◆ **PROVIDED TEXT**
_ _ _
Virtualising your Data Vault – regular and driving key Link Satellites
Virtualising the EDW core integration layer by applying Data Vault concepts turned out to be a very useful and achievable exercise. So achievable even, that it only requires three posts to present an idea on how this all works. The Hubs and Links are already covered in the first post, and the Satellites in the second. It’s now time for the remaining primary entities: the Link Satellites.
What’s the driving key?
As explained in this post I make the distinction between tracking ‘regular’ history or ‘driving key’ history in dedicated Link Satellites. The regular history Link Satellite tracks the history for each individual relationship – as present in the Link. In the meantime, the driving key Link Satellite tracks the history from the perspective of the driving key: the ‘one side’ of a relationship. From a technical perspective the difference is in how the zero records and end dating are handled. Before I go in to the details of how to query these kinds of concepts I have prepared a quick example below which I hope clarifies these differences between the Link Satellite types.
In this example you track the (history of the) relationship between a Person and an Organisation. Typical context information that is tracked for each relationship could for instance be the contract details. An example of this would be when your terms of employment change: this type of information is tracked over time in a regular / historical Link Satellite.
Another way of tracking information is what happens between relationships. By assigning the Driving Key to Person in your model, as in this example, you essentially want to achieve that the previous relationship between a Person and a specific Organisation is closed when the Person moved to a new Organisation. This is illustrated as follows:
As is visible in the diagram above you can see that relationship ‘1’ is closed when relationship ‘3’ comes into existence on 2013-01-02. If, how and/or when this type of history is applied is a modeling decision and as this is an implementation post we can move on from here.
_ _ _
◆ **WORK INSTRUCTIONS**
1. Answer these from the Link Satellites text:
(a) Which earlier post covered the Hubs and Links?
(b) From whose perspective does the driving key Link Satellite track history?
(c) On what date does relationship '3' come into existence?
2. Extend the Link Satellites text with the next part.
The entries that come after this sentence have no part in the work here.

◆ **DATA LISTING**
_ _ _
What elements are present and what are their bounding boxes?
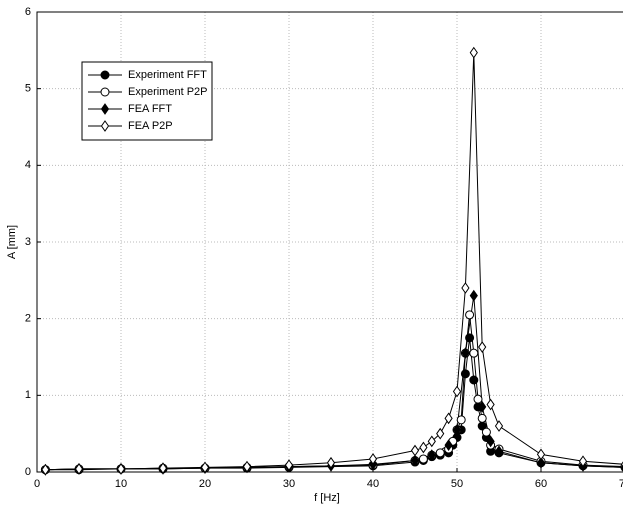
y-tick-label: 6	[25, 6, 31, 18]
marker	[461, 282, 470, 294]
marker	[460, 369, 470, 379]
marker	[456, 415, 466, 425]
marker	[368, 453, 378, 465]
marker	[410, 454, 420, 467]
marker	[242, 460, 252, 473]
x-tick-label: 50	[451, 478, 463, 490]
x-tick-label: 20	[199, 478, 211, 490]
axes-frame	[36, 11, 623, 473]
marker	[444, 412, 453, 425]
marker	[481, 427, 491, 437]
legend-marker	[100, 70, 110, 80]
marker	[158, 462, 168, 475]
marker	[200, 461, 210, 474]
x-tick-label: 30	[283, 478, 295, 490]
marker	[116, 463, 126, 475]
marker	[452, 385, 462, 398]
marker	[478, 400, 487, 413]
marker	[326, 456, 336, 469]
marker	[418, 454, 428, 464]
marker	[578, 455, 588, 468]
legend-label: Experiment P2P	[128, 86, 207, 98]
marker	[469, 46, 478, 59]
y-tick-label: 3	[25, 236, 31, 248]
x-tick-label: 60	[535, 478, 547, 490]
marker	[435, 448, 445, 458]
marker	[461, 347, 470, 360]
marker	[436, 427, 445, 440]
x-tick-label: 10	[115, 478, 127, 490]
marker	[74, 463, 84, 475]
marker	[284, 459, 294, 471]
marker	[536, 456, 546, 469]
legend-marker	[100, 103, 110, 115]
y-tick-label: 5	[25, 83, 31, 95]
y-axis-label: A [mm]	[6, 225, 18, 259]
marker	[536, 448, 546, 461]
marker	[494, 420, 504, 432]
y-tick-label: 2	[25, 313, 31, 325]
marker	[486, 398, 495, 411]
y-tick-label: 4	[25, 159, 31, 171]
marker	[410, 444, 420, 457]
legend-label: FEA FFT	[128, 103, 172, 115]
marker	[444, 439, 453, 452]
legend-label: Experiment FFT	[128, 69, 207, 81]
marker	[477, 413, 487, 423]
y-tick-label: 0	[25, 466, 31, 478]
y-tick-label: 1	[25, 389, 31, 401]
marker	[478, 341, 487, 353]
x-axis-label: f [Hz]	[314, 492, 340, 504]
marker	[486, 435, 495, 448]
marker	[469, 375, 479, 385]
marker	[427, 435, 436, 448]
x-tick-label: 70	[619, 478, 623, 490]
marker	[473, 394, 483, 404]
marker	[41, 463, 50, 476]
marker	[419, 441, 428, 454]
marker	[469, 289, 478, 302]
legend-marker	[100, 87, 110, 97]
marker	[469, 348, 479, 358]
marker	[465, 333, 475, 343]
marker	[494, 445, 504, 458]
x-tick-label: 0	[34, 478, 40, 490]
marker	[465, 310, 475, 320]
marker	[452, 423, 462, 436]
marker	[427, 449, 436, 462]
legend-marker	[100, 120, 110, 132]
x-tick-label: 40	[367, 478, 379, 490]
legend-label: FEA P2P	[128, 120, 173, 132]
_ _ _
◆ **PER-TASK ANSWERS**
1.
(a) The first post.
(b) From the perspective of the driving key, the 'one side' of a relationship.
(c) 2013-01-02.

2.
The key is to understand that the dynamics are different, and therefore the implementation (handling) in ETL. Having said that, a virtualised approach makes this concept a lot easier to explain and test because it almost automatically supports typical issues such as reopening closed relationships (what happens when John goes to work for TopCorp again) and issues related to record condensing in the Staging Area and corresponding timing. Generally speaking, it is a lot easier getting this to work using a virtual approach than it is using ETL software.
Virtualising the regular history Link Satellite
Going back to the overview of setting up your virtualised Data Vault EDW it is sufficient to state that the virtualised Regular / Historical Link Satellite is to a large extent similar to the virtualised Satellite. The main querying differences between Satellites and regular Link-Satellites are:
- Instead of hashing the Business Key (Hub) in the outer query, you now hash the combination of the Business Keys. This is your Link SK / Link DWH Key
- Any row numbering and/or partition by clauses now incorporate all Business Keys
It’s as simple as that, which makes sense because the overall approaches are the same (including how zero records and expiry dates are handled).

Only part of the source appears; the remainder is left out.